_Task prompt_. Copy word for word the lines starting at the one containing "bar [208,197,469,220]" and ending at the one containing "gridline [468,108,470,444]", including both.

---- Items

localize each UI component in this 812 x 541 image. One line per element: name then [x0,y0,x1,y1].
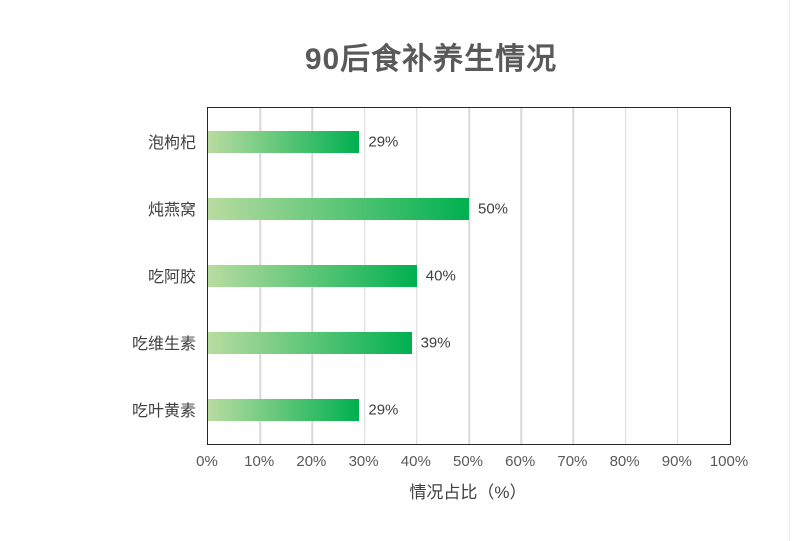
bar [208,197,469,220]
bar-value-label: 50% [478,200,509,218]
gridline [572,108,575,444]
x-tick-label: 20% [296,453,327,470]
x-tick-label: 60% [505,453,536,470]
bar-value-label: 29% [368,133,399,151]
bar [208,265,417,287]
x-tick-label: 0% [196,453,218,470]
x-tick-label: 40% [400,453,431,470]
bar [208,399,360,422]
x-axis-title: 情况占比（%） [409,483,527,502]
category-label: 吃阿胶 [147,269,196,286]
category-label: 吃维生素 [131,336,196,354]
category-label: 吃叶黄素 [131,403,196,421]
x-tick-label: 70% [557,453,588,470]
category-label: 泡枸杞 [147,134,196,152]
category-label: 炖燕窝 [147,201,196,219]
bar [208,130,360,153]
x-tick-label: 80% [609,453,640,470]
plot-area: 29% 50% 40% 39% 29% [207,107,731,445]
gridline [520,108,522,444]
right-edge-line [789,0,790,541]
gridline [468,108,470,444]
gridline [624,108,627,444]
x-tick-label: 100% [709,453,749,470]
gridline [677,108,679,444]
chart-title: 90后食补养生情况 [304,43,558,76]
bar-value-label: 39% [420,334,451,352]
gridline [416,108,418,444]
x-tick-label: 50% [452,453,484,470]
x-tick-label: 30% [348,453,379,470]
x-tick-label: 90% [661,453,692,470]
bar-value-label: 40% [425,267,456,285]
bar-value-label: 29% [368,401,399,419]
x-tick-label: 10% [244,453,275,470]
bar [208,332,412,355]
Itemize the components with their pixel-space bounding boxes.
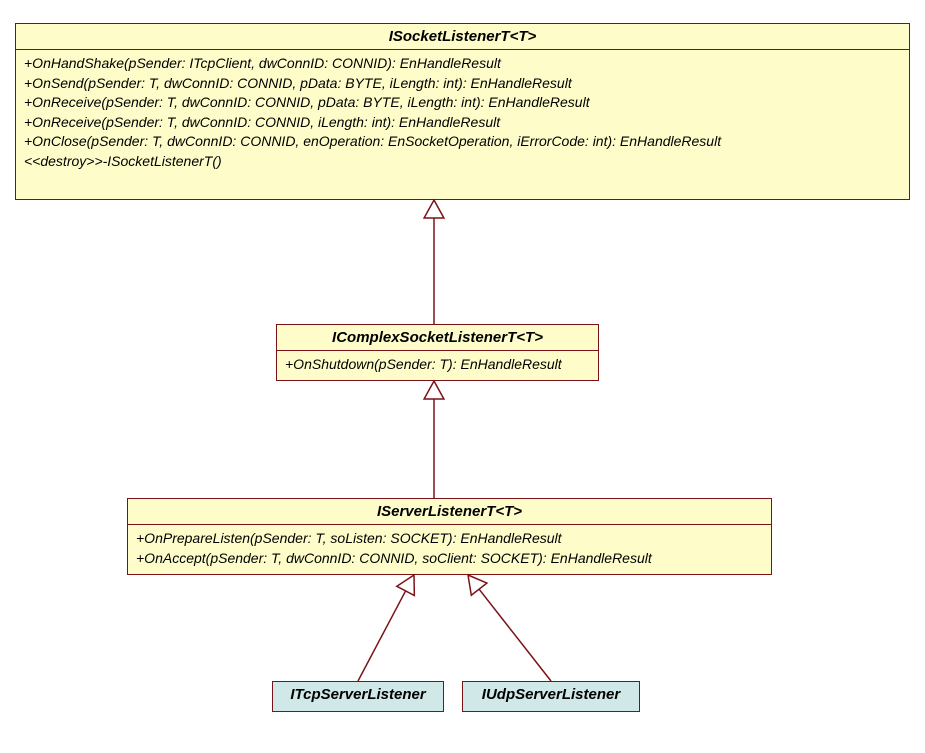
method: +OnReceive(pSender: T, dwConnID: CONNID,… [24, 93, 901, 113]
method: +OnHandShake(pSender: ITcpClient, dwConn… [24, 54, 901, 74]
class-title: IServerListenerT<T> [128, 499, 771, 525]
method: +OnReceive(pSender: T, dwConnID: CONNID,… [24, 113, 901, 133]
class-body: +OnHandShake(pSender: ITcpClient, dwConn… [16, 50, 909, 176]
method: +OnPrepareListen(pSender: T, soListen: S… [136, 529, 763, 549]
class-body: +OnPrepareListen(pSender: T, soListen: S… [128, 525, 771, 572]
method: +OnAccept(pSender: T, dwConnID: CONNID, … [136, 549, 763, 569]
class-tcp-server-listener: ITcpServerListener [272, 681, 444, 712]
method: +OnShutdown(pSender: T): EnHandleResult [285, 355, 590, 375]
class-title: IComplexSocketListenerT<T> [277, 325, 598, 351]
method: +OnClose(pSender: T, dwConnID: CONNID, e… [24, 132, 901, 152]
method: <<destroy>>-ISocketListenerT() [24, 152, 901, 172]
class-title: ITcpServerListener [273, 682, 443, 707]
class-server-listener: IServerListenerT<T> +OnPrepareListen(pSe… [127, 498, 772, 575]
class-title: ISocketListenerT<T> [16, 24, 909, 50]
class-title: IUdpServerListener [463, 682, 639, 707]
class-complex-socket-listener: IComplexSocketListenerT<T> +OnShutdown(p… [276, 324, 599, 381]
class-udp-server-listener: IUdpServerListener [462, 681, 640, 712]
class-body: +OnShutdown(pSender: T): EnHandleResult [277, 351, 598, 379]
method: +OnSend(pSender: T, dwConnID: CONNID, pD… [24, 74, 901, 94]
class-socket-listener: ISocketListenerT<T> +OnHandShake(pSender… [15, 23, 910, 200]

--------

_Correct output_.
bar [208,197,469,220]
bar-value-label: 50% [478,200,509,218]
gridline [572,108,575,444]
x-tick-label: 20% [296,453,327,470]
x-tick-label: 60% [505,453,536,470]
bar-value-label: 29% [368,133,399,151]
bar [208,265,417,287]
x-tick-label: 0% [196,453,218,470]
x-tick-label: 40% [400,453,431,470]
bar [208,399,360,422]
x-axis-title: 情况占比（%） [409,483,527,502]
category-label: 吃阿胶 [147,269,196,286]
category-label: 吃维生素 [131,336,196,354]
category-label: 吃叶黄素 [131,403,196,421]
x-tick-label: 70% [557,453,588,470]
category-label: 泡枸杞 [147,134,196,152]
category-label: 炖燕窝 [147,201,196,219]
bar [208,130,360,153]
x-tick-label: 80% [609,453,640,470]
plot-area: 29% 50% 40% 39% 29% [207,107,731,445]
gridline [520,108,522,444]
right-edge-line [789,0,790,541]
gridline [468,108,470,444]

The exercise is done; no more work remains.